◆ Required task
From the entries below, pull out each line where "salmon" appears.

◆ Source data
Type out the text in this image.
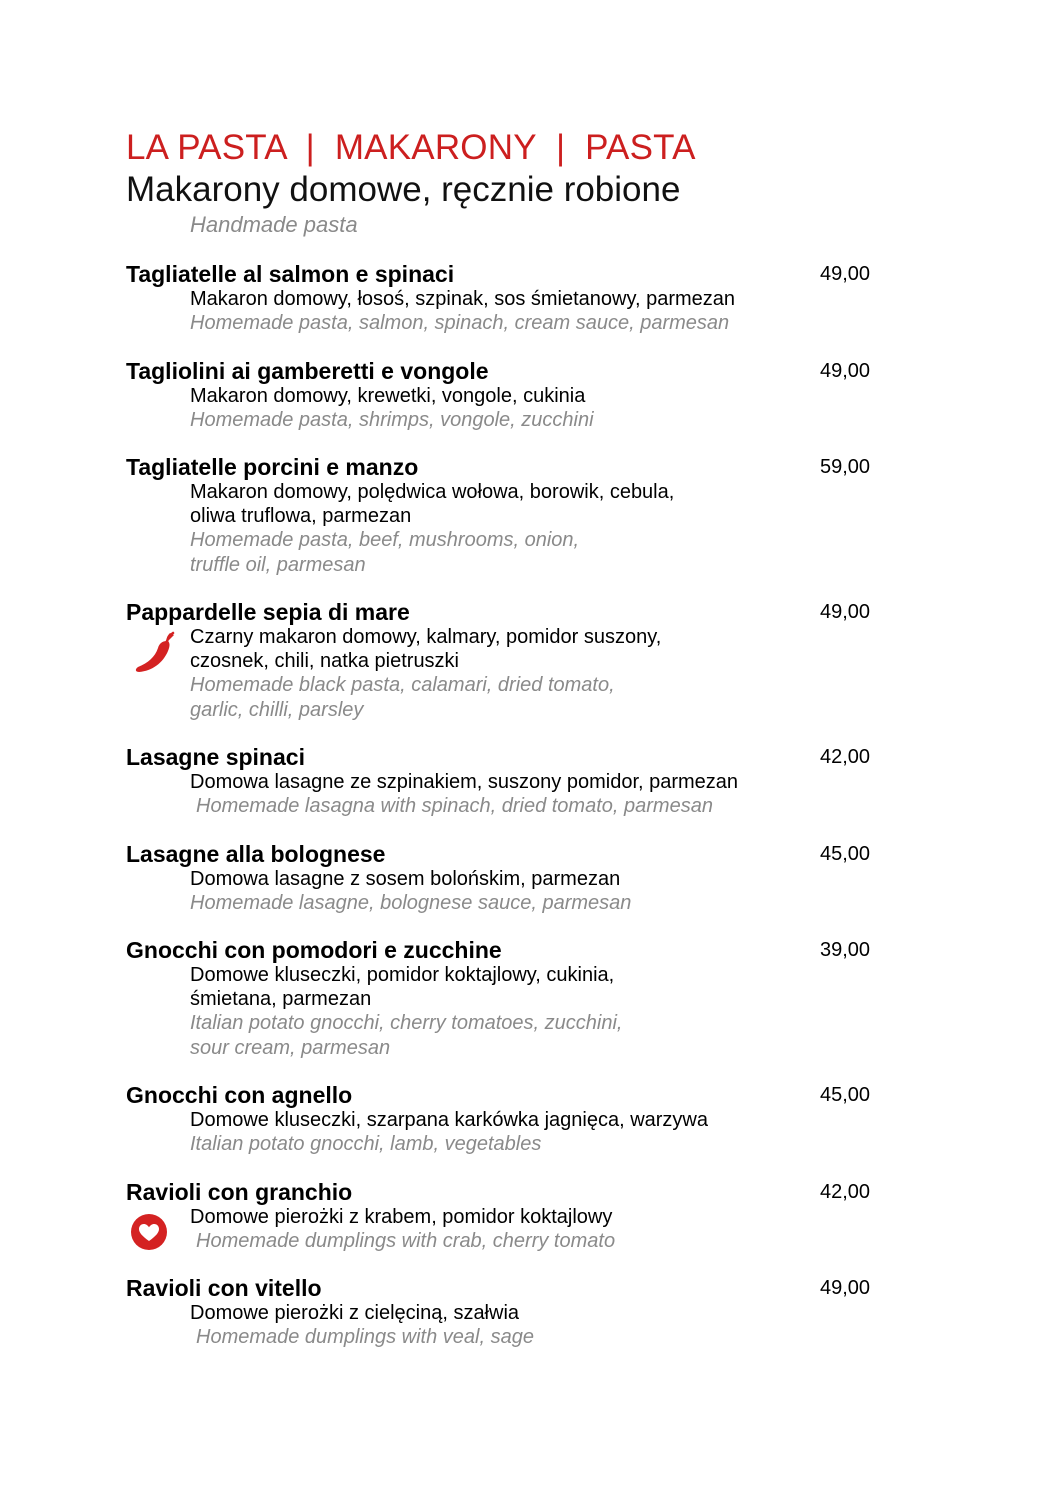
LA PASTA  |  MAKARONY  |  PASTA
Makarony domowe, ręcznie robione
Handmade pasta
Tagliatelle al salmon e spinaci	49,00
Makaron domowy, łosoś, szpinak, sos śmietanowy, parmezan
Homemade pasta, salmon, spinach, cream sauce, parmesan
Tagliolini ai gamberetti e vongole	49,00
Makaron domowy, krewetki, vongole, cukinia
Homemade pasta, shrimps, vongole, zucchini
Tagliatelle porcini e manzo	59,00
Makaron domowy, polędwica wołowa, borowik, cebula,
oliwa truflowa, parmezan
Homemade pasta, beef, mushrooms, onion,
truffle oil, parmesan
Pappardelle sepia di mare	49,00
Czarny makaron domowy, kalmary, pomidor suszony,
czosnek, chili, natka pietruszki
Homemade black pasta, calamari, dried tomato,
garlic, chilli, parsley
Lasagne spinaci	42,00
Domowa lasagne ze szpinakiem, suszony pomidor, parmezan
Homemade lasagna with spinach, dried tomato, parmesan
Lasagne alla bolognese	45,00
Domowa lasagne z sosem bolońskim, parmezan
Homemade lasagne, bolognese sauce, parmesan
Gnocchi con pomodori e zucchine	39,00
Domowe kluseczki, pomidor koktajlowy, cukinia,
śmietana, parmezan
Italian potato gnocchi, cherry tomatoes, zucchini,
sour cream, parmesan
Gnocchi con agnello	45,00
Domowe kluseczki, szarpana karkówka jagnięca, warzywa
Italian potato gnocchi, lamb, vegetables
Ravioli con granchio	42,00
Domowe pierożki z krabem, pomidor koktajlowy
Homemade dumplings with crab, cherry tomato
Ravioli con vitello	49,00
Domowe pierożki z cielęciną, szałwia
Homemade dumplings with veal, sage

◆ Answer to the exercise
Tagliatelle al salmon e spinaci	49,00
Homemade pasta, salmon, spinach, cream sauce, parmesan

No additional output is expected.